Dedra A. Woods in The Little Prince, adapted by Rick Cummins and John Scoullar, based on the book by Antoine de Saint-Exupéry; Original music by David Dabbon. Produced by special arrangement with DRAMATIC PUBLISHING, Woodstock, IL. Seattle Children’s Theatre, Seattle, WA. Photo by Elise Bakketun.

What do you want your TYA legacy to be?

  • I would love to leave a legacy of new work, and I would love to leave a legacy of feeling as though I was able to make other people feel involved in the work – both audiences feel as though they were involved in the work I created, as many artists as possible from many genres were involved in the work I created, so I think it goes to a sense of community and to a sense of artistic and collaborative exchange.

  • Dwayne Hartford

    If I can help kids to envision a world where we embrace each other and embrace our differences and embrace what brings us together, that’s the future. And that can only lead to good results. That can only lead to much more of a world that I would like to see. I’m in this very wonderful place where I can perhaps make a difference to the future by encouraging kids to love themselves and love each other.

  • Courtney Sale

    Legacy for me is about infusing the field with a canon of new work that is as diverse, bold, and complex as the young people we serve. Legacy is about amplifying and lifting up the next generation of leaders, particularly artists of color and women. Serving in the role of artistic director, I truly believe I have responsibility to make people’s lives better. I hope the artists I engage, the staff I collaborate with, and the patrons who engage the work all feel that value.

  • Idris Goodwin

    Again, I use the sports analogy. I want people to be like, that guy put numbers on the board. He did his thing. He served the mission. I think every artist wants to really make an impact on people’s day to day lives and in the local conversation and the national conversation. My goal is to really empower not just theatre artists but the audience as well and the city of Louisville and the whole community, to really help and to be an advocate. I’m a big believer that we’re just a continuation of an ongoing struggle as
    humans, as artists, as people of color – we’re there continuing the fight. I just want to do my part, as someone did for me.

What is your long-term vision for your organization and the field of TYA more broadly?

  • Dwayne Hartford

    My ideal is that we continue to do our work and try to bring the highest caliber theatrical artistic experience to young people. And in doing so we prove our worth. To me what makes theatre special and why it’s stuck around for 3000 years and why it’s so vital is that person to person connection. We offer that chance to breathe the same air as the artist, and as the actor, as the storyteller. That’s the power of theatre – telling stories that mean something, that are impactful, that are fun to watch or interesting and engaging. That’s where we have to prove ourselves – we have to do the good work, and when we show what theatre can do by doing what theatre does, we prove our worth. My dream is that it becomes the everyday. We become an integral part of a child’s development, whether it’s seeing theatre or being involved in theatre or having creative drama in the classroom. That idea of embracing imagination and wonder – it becomes a vital part of a child’s education and upbringing – and embracing this tool that we have to help kids access the world and help themselves. Having that being much more of an everyday part of every child’s life, that’s a goal for me.

- [Data section]
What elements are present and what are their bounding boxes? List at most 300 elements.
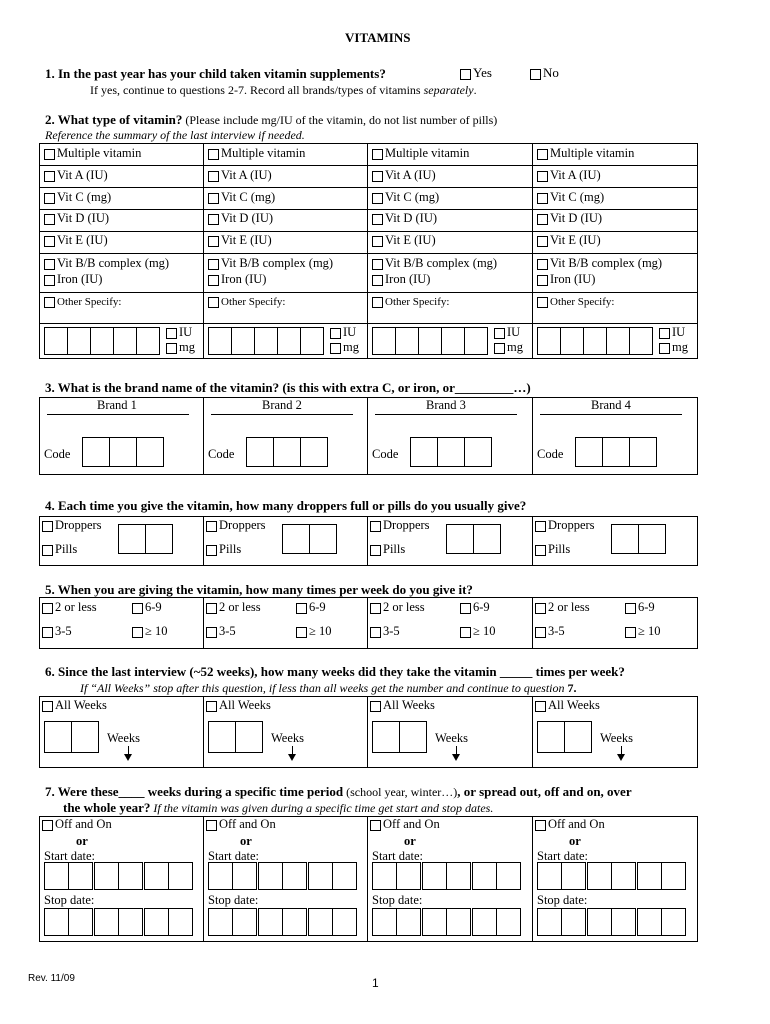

- [Problems]
1 > In the TYA interview, which city does Idris Goodwin name as one he wants to empower?
2 > In one to three sentences, explain why Dwayne Hartford says in the TYA interview that theatre has lasted for 3000 years and stays vital.
3 > Carry the TYA interview forward from its last sentence.

- [Exercise results]
1 > Louisville.

2 > He says it is because of the person-to-person connection theatre offers. Audiences get the chance to breathe the same air as the artist, the actor and the storyteller.

3 >
  • Idris Goodwin

    I’m definitely a firm believer that America’s wealth is its diversity, so exposing audiences to that reality is something that to me is just a no-brainer. It’s just good stories. We’re built of so many different cultures and faiths and backgrounds, why not draw from all of those stories there? And it’s only going to make a richer and more interesting landscape if we’re really drawing from the treasure chest we have, really drawing from all walks of life that have converged on this continent. The big hope is that we can impact as many people, as many young people as humanly possible. However many young people we serve now, I would hope that we could serve twice as many, three times as many. Also, I would love to be able to mentor younger artists over the years and provide a platform for them to then go off and do brilliant things. Just wanting the theatre to be an exciting, electric, and relevant space for ideas and intersections of education and artistry and politics and everything like that.

  • I think it’s the flexibility and fluidity to really feel in conversation with the communities around us and what they need, that we’re also approaching and presenting the work in a way that the community feels that they see themselves up on stage. And I would also like to get a little aspirational for a second and really hope that in 10 years communities really see the necessity of the live theatrical experience for young people. Yes, it’s a teaching tool but it’s also a healing tool and an empathetic tool that I feel like more than ever young people need.

  • Courtney Sale

    My biggest wish/dream/desire is that in 20 years there are vastly more TYA theatres than exist now. I would love to see more companies all over the country: serving rural areas, fly over states, and urban centers. I grew up in a rural part of central Virginia. I found theatre through a few caring teachers who created capacity to teach both algebra and direct a play. I wonder how I would be different if I had an organization like SCT, or Children’s Theatre Company of Minneapolis (CTC) or Childsplay or New Vic or Metro or StageOne or Adventure Stage or all the other amazing TYA companies, near me when I was growing up. How would others be different? How would our national dialogue change as those young patrons become passionate and engaged members of society? We need to spread our arms wider, we need to cultivate theatre artists to make stories for young people, and we need to fuel the dreams of every child in this country. It’s a moral imperative.